* BEGIN *

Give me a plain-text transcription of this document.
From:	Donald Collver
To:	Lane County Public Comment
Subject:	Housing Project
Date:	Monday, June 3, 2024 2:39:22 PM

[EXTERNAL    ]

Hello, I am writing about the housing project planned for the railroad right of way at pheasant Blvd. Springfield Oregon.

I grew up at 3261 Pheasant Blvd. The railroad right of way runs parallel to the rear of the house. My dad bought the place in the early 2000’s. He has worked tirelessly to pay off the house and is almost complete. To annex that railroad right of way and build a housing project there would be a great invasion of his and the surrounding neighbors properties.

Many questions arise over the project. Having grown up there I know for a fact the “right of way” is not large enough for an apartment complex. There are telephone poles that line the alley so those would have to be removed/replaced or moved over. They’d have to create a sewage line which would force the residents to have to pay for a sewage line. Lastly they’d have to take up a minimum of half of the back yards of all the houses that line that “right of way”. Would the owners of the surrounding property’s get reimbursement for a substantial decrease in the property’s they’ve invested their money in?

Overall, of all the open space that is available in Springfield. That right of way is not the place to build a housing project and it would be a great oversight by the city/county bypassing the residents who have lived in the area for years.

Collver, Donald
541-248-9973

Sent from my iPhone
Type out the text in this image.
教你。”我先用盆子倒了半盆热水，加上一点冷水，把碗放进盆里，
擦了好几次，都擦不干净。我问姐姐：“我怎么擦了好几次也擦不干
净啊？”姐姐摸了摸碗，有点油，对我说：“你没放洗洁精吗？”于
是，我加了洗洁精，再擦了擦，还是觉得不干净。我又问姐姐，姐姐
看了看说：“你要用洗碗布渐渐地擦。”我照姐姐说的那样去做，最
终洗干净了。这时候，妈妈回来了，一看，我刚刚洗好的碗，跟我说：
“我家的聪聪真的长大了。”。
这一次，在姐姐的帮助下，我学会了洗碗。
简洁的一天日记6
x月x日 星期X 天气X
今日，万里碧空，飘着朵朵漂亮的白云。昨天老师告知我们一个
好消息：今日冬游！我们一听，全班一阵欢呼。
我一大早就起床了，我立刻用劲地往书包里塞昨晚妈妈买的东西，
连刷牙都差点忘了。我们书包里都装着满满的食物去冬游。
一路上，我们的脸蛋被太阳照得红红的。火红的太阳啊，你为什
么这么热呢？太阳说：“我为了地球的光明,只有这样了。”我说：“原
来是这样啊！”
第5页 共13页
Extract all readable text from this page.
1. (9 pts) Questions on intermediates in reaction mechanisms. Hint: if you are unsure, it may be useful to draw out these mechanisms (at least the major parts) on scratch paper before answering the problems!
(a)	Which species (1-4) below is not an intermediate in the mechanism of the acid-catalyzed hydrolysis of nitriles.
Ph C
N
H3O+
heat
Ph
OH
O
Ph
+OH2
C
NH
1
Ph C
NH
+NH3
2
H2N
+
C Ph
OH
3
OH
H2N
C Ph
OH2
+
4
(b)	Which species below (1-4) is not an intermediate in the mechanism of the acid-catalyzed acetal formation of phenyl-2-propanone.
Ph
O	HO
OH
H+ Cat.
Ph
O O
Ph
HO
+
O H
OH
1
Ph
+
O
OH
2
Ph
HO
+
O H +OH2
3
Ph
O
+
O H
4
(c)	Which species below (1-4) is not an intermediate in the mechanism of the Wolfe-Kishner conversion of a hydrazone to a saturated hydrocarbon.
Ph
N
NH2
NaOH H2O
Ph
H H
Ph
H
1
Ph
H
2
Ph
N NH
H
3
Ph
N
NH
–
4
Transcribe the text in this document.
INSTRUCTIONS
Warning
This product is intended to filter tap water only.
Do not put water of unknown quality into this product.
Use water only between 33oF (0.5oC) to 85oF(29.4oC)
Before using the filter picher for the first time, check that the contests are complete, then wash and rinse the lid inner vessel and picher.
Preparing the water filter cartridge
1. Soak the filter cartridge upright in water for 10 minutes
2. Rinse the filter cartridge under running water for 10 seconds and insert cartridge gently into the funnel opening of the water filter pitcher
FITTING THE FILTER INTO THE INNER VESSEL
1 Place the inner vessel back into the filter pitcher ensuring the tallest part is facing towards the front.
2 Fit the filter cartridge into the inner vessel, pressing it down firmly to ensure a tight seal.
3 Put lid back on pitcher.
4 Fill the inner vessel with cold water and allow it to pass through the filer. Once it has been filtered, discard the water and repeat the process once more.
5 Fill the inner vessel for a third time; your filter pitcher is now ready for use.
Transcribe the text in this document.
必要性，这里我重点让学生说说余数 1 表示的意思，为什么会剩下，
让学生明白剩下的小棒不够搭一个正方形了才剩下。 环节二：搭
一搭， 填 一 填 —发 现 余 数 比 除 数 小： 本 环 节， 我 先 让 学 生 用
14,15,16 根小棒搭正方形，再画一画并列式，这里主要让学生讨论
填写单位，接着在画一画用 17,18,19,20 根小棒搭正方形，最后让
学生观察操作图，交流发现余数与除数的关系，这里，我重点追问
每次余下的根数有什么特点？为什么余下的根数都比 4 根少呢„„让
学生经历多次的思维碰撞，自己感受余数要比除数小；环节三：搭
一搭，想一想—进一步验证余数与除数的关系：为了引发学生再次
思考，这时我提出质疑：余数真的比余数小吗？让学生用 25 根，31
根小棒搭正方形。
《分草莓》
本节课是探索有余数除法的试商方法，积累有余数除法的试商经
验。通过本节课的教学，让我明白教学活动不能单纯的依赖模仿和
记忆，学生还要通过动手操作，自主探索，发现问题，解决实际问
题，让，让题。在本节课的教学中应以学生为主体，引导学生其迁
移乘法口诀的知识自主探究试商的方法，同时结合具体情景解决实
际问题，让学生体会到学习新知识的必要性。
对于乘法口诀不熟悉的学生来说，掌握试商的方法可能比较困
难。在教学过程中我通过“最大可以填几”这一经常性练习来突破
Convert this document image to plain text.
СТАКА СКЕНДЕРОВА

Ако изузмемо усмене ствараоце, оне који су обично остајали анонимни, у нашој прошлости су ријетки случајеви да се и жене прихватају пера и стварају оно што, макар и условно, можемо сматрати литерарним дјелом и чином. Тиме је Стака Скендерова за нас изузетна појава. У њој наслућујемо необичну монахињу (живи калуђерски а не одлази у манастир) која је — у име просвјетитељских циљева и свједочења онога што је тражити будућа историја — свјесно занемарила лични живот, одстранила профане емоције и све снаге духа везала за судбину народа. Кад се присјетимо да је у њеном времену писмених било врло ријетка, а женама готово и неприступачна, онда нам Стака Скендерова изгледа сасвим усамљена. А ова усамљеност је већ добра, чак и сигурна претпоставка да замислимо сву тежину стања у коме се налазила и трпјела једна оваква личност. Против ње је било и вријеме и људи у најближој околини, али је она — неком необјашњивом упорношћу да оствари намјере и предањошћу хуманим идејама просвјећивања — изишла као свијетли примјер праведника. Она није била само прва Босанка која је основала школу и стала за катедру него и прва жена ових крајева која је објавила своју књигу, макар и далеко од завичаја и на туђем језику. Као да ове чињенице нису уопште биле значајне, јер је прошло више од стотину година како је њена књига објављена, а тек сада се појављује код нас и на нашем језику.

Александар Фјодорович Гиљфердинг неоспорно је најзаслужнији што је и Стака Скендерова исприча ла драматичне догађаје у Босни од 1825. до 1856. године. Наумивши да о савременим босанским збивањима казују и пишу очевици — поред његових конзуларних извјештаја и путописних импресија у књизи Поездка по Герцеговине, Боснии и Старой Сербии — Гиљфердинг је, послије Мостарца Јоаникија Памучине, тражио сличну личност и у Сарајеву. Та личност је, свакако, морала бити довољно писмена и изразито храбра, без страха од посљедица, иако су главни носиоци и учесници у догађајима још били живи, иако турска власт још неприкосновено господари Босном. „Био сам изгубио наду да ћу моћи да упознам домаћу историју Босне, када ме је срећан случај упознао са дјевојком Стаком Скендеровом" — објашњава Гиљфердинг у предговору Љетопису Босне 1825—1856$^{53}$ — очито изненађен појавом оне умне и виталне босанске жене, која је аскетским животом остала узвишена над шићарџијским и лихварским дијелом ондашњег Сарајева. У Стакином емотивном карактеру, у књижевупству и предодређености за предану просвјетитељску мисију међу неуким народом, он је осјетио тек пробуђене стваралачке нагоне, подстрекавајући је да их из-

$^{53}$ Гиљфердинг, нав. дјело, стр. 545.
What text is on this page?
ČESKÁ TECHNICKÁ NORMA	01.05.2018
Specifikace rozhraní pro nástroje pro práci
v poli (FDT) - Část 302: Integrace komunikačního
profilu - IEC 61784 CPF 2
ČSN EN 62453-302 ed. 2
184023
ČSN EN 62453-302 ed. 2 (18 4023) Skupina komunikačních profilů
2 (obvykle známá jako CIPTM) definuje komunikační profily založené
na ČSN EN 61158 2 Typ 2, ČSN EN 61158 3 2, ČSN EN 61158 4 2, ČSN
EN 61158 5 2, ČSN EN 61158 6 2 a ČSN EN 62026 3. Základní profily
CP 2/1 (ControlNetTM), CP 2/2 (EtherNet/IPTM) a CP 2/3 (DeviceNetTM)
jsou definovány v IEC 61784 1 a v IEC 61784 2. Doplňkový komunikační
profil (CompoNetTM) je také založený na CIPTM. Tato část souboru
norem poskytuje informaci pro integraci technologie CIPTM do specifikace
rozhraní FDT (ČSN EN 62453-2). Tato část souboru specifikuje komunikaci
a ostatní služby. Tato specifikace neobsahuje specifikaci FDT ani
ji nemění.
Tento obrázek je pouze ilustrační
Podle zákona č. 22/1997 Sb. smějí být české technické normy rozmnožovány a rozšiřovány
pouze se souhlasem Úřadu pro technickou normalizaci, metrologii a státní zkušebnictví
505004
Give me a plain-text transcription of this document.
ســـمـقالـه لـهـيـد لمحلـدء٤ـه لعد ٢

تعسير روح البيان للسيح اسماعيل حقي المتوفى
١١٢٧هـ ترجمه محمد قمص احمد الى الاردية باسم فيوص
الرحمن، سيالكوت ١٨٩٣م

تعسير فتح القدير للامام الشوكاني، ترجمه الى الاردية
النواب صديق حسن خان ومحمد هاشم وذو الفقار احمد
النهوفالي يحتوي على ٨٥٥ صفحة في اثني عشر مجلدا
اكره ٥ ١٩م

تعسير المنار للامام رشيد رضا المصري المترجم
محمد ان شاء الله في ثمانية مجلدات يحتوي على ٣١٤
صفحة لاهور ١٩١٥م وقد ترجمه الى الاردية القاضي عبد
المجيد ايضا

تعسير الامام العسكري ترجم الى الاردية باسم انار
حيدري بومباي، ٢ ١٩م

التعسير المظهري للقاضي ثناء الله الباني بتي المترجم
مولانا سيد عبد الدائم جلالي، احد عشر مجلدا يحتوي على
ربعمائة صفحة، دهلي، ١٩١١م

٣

* END *

▸ **GOAL**
Determine how many lines of the data contain "below" and give nothing but that number.

▸ **WRITTEN RESPONSE**
3